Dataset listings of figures
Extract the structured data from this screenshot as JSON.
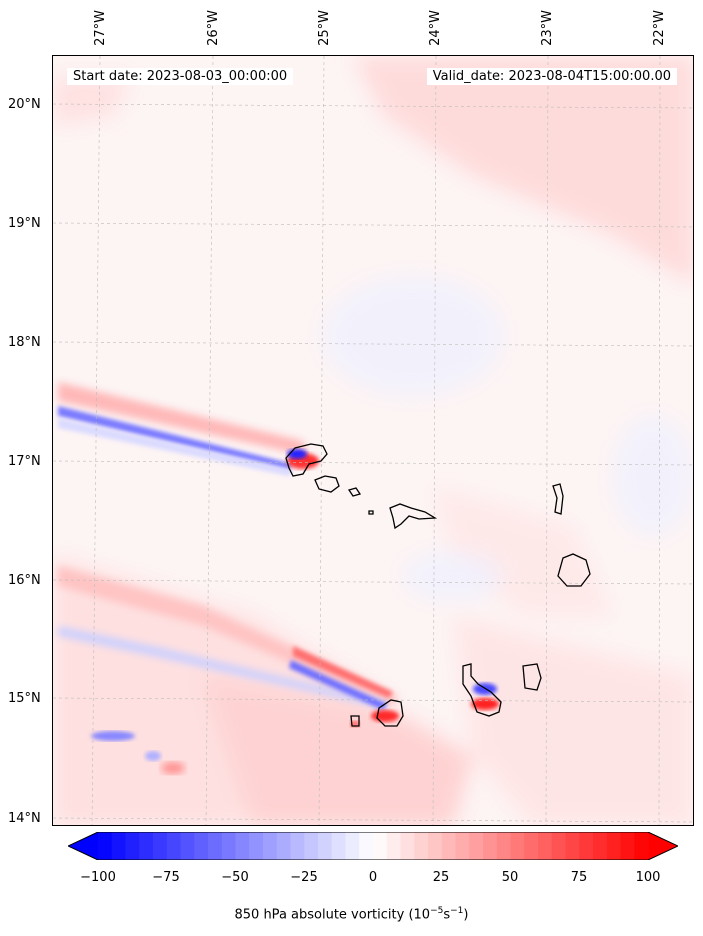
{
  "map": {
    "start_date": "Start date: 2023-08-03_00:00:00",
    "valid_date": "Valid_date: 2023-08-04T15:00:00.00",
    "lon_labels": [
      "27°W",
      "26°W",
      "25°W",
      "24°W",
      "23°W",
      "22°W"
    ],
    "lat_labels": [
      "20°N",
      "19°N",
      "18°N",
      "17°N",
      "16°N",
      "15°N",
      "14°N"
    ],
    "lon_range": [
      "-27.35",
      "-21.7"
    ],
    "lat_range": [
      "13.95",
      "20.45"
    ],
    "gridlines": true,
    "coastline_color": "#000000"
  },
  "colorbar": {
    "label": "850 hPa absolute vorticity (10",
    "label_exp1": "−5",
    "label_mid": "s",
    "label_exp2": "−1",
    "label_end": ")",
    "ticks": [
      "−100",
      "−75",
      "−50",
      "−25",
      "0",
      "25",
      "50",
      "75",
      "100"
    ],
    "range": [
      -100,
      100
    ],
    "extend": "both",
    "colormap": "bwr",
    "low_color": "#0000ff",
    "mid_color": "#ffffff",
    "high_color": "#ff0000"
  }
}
...
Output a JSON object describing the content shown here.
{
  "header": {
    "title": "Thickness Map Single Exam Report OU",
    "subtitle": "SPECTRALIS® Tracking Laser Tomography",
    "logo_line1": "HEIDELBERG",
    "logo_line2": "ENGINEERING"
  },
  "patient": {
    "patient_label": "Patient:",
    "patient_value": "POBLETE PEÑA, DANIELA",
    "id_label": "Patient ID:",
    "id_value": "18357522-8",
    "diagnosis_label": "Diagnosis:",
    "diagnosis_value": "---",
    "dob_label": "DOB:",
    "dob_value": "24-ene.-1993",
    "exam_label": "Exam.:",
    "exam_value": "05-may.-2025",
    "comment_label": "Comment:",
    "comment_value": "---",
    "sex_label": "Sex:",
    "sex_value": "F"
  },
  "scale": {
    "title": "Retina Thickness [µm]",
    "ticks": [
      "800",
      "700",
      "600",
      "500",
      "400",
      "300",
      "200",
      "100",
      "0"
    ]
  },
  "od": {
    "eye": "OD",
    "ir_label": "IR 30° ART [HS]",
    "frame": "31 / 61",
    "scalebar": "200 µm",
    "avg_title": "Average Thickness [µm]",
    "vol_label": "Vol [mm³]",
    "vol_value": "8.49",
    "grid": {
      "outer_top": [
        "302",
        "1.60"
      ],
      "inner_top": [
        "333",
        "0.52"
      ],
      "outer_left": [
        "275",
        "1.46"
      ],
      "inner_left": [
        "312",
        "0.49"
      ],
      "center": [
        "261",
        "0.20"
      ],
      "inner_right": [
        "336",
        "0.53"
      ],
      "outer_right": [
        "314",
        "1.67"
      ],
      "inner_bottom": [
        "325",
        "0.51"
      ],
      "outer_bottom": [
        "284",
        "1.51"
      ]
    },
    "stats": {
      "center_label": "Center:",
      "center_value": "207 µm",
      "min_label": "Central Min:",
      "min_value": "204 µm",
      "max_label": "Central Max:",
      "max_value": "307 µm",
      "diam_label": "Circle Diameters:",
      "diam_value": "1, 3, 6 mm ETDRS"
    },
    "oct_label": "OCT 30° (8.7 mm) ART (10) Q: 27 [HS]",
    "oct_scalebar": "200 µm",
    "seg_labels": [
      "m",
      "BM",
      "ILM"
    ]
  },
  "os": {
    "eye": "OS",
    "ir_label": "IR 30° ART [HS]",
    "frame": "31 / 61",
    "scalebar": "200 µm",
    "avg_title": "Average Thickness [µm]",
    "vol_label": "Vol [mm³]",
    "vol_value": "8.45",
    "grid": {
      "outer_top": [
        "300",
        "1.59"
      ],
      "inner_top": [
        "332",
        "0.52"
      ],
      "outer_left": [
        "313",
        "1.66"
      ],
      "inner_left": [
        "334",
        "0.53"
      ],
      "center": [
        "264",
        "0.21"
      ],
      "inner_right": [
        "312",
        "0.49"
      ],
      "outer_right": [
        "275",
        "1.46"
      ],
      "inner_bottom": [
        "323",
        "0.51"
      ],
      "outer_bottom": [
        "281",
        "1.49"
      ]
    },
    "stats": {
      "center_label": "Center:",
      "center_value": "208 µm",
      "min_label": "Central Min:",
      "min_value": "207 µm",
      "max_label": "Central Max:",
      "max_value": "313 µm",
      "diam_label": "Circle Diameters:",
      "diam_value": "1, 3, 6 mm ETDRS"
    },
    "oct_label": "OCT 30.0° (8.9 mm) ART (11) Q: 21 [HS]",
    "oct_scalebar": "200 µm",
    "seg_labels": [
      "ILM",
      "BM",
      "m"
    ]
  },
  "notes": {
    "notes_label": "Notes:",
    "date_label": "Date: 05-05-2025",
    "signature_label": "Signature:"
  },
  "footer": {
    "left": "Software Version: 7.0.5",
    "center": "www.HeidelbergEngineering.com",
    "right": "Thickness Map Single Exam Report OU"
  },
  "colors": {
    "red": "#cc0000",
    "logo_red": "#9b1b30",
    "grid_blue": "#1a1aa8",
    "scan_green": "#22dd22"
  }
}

→ Given problem: Pick out the lines that contain "JSON" and copy them.

→ Solution to this task:
Extract the structured data from this screenshot as JSON.
Output a JSON object describing the content shown here.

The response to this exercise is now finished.